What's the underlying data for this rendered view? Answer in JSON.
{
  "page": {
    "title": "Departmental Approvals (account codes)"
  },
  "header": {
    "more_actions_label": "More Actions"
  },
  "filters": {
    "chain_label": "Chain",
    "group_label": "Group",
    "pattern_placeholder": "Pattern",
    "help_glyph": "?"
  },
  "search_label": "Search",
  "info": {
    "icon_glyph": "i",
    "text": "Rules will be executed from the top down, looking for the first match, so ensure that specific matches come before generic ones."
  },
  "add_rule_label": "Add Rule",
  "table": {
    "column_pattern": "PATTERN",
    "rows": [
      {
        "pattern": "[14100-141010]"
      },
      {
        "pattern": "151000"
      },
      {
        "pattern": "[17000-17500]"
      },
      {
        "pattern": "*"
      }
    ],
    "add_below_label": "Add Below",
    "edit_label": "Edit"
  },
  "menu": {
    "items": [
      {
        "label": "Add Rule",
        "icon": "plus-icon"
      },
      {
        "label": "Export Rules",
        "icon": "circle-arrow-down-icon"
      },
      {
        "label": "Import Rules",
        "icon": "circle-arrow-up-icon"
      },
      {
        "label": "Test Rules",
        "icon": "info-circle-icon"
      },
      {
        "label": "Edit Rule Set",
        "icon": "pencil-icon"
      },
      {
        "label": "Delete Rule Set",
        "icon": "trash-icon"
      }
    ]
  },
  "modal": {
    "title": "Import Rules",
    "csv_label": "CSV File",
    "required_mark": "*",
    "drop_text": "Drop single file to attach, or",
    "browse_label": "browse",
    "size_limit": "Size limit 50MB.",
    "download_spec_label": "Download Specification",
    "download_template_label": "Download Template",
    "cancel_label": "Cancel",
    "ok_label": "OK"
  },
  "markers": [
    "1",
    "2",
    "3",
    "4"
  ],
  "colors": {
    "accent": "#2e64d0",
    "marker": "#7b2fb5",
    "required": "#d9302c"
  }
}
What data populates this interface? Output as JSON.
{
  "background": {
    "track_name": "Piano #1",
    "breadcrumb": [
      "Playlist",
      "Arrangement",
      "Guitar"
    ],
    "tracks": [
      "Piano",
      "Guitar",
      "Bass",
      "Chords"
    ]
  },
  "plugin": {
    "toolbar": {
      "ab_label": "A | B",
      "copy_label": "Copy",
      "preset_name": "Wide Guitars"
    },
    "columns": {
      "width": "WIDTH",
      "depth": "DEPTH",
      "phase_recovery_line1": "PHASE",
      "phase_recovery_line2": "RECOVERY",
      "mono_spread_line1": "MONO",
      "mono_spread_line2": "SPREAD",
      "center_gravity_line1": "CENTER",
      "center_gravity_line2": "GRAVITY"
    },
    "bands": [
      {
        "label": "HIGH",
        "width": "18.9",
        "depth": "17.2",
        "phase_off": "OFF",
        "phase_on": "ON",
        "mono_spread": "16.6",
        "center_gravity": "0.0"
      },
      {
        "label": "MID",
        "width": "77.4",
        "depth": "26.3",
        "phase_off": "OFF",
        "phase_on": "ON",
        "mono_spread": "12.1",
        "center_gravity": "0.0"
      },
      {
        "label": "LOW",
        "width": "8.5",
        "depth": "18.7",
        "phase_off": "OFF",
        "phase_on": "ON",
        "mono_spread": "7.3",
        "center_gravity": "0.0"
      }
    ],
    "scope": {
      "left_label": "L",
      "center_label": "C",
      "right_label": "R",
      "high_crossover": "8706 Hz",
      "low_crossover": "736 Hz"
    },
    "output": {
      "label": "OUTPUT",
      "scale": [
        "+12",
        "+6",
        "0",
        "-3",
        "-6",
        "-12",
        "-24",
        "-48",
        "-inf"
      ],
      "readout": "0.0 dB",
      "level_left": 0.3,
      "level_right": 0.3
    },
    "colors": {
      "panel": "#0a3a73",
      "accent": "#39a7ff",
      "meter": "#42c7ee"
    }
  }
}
* * * * * * * * *
STATED GOAL: All of the data needs to be reproduced exactly, with no line missing.

FULL SOLUTION:
What's the underlying data for this rendered view? Answer in JSON.
{
  "page": {
    "title": "Departmental Approvals (account codes)"
  },
  "header": {
    "more_actions_label": "More Actions"
  },
  "filters": {
    "chain_label": "Chain",
    "group_label": "Group",
    "pattern_placeholder": "Pattern",
    "help_glyph": "?"
  },
  "search_label": "Search",
  "info": {
    "icon_glyph": "i",
    "text": "Rules will be executed from the top down, looking for the first match, so ensure that specific matches come before generic ones."
  },
  "add_rule_label": "Add Rule",
  "table": {
    "column_pattern": "PATTERN",
    "rows": [
      {
        "pattern": "[14100-141010]"
      },
      {
        "pattern": "151000"
      },
      {
        "pattern": "[17000-17500]"
      },
      {
        "pattern": "*"
      }
    ],
    "add_below_label": "Add Below",
    "edit_label": "Edit"
  },
  "menu": {
    "items": [
      {
        "label": "Add Rule",
        "icon": "plus-icon"
      },
      {
        "label": "Export Rules",
        "icon": "circle-arrow-down-icon"
      },
      {
        "label": "Import Rules",
        "icon": "circle-arrow-up-icon"
      },
      {
        "label": "Test Rules",
        "icon": "info-circle-icon"
      },
      {
        "label": "Edit Rule Set",
        "icon": "pencil-icon"
      },
      {
        "label": "Delete Rule Set",
        "icon": "trash-icon"
      }
    ]
  },
  "modal": {
    "title": "Import Rules",
    "csv_label": "CSV File",
    "required_mark": "*",
    "drop_text": "Drop single file to attach, or",
    "browse_label": "browse",
    "size_limit": "Size limit 50MB.",
    "download_spec_label": "Download Specification",
    "download_template_label": "Download Template",
    "cancel_label": "Cancel",
    "ok_label": "OK"
  },
  "markers": [
    "1",
    "2",
    "3",
    "4"
  ],
  "colors": {
    "accent": "#2e64d0",
    "marker": "#7b2fb5",
    "required": "#d9302c"
  }
}
What data populates this interface? Output as JSON.
{
  "background": {
    "track_name": "Piano #1",
    "breadcrumb": [
      "Playlist",
      "Arrangement",
      "Guitar"
    ],
    "tracks": [
      "Piano",
      "Guitar",
      "Bass",
      "Chords"
    ]
  },
  "plugin": {
    "toolbar": {
      "ab_label": "A | B",
      "copy_label": "Copy",
      "preset_name": "Wide Guitars"
    },
    "columns": {
      "width": "WIDTH",
      "depth": "DEPTH",
      "phase_recovery_line1": "PHASE",
      "phase_recovery_line2": "RECOVERY",
      "mono_spread_line1": "MONO",
      "mono_spread_line2": "SPREAD",
      "center_gravity_line1": "CENTER",
      "center_gravity_line2": "GRAVITY"
    },
    "bands": [
      {
        "label": "HIGH",
        "width": "18.9",
        "depth": "17.2",
        "phase_off": "OFF",
        "phase_on": "ON",
        "mono_spread": "16.6",
        "center_gravity": "0.0"
      },
      {
        "label": "MID",
        "width": "77.4",
        "depth": "26.3",
        "phase_off": "OFF",
        "phase_on": "ON",
        "mono_spread": "12.1",
        "center_gravity": "0.0"
      },
      {
        "label": "LOW",
        "width": "8.5",
        "depth": "18.7",
        "phase_off": "OFF",
        "phase_on": "ON",
        "mono_spread": "7.3",
        "center_gravity": "0.0"
      }
    ],
    "scope": {
      "left_label": "L",
      "center_label": "C",
      "right_label": "R",
      "high_crossover": "8706 Hz",
      "low_crossover": "736 Hz"
    },
    "output": {
      "label": "OUTPUT",
      "scale": [
        "+12",
        "+6",
        "0",
        "-3",
        "-6",
        "-12",
        "-24",
        "-48",
        "-inf"
      ],
      "readout": "0.0 dB",
      "level_left": 0.3,
      "level_right": 0.3
    },
    "colors": {
      "panel": "#0a3a73",
      "accent": "#39a7ff",
      "meter": "#42c7ee"
    }
  }
}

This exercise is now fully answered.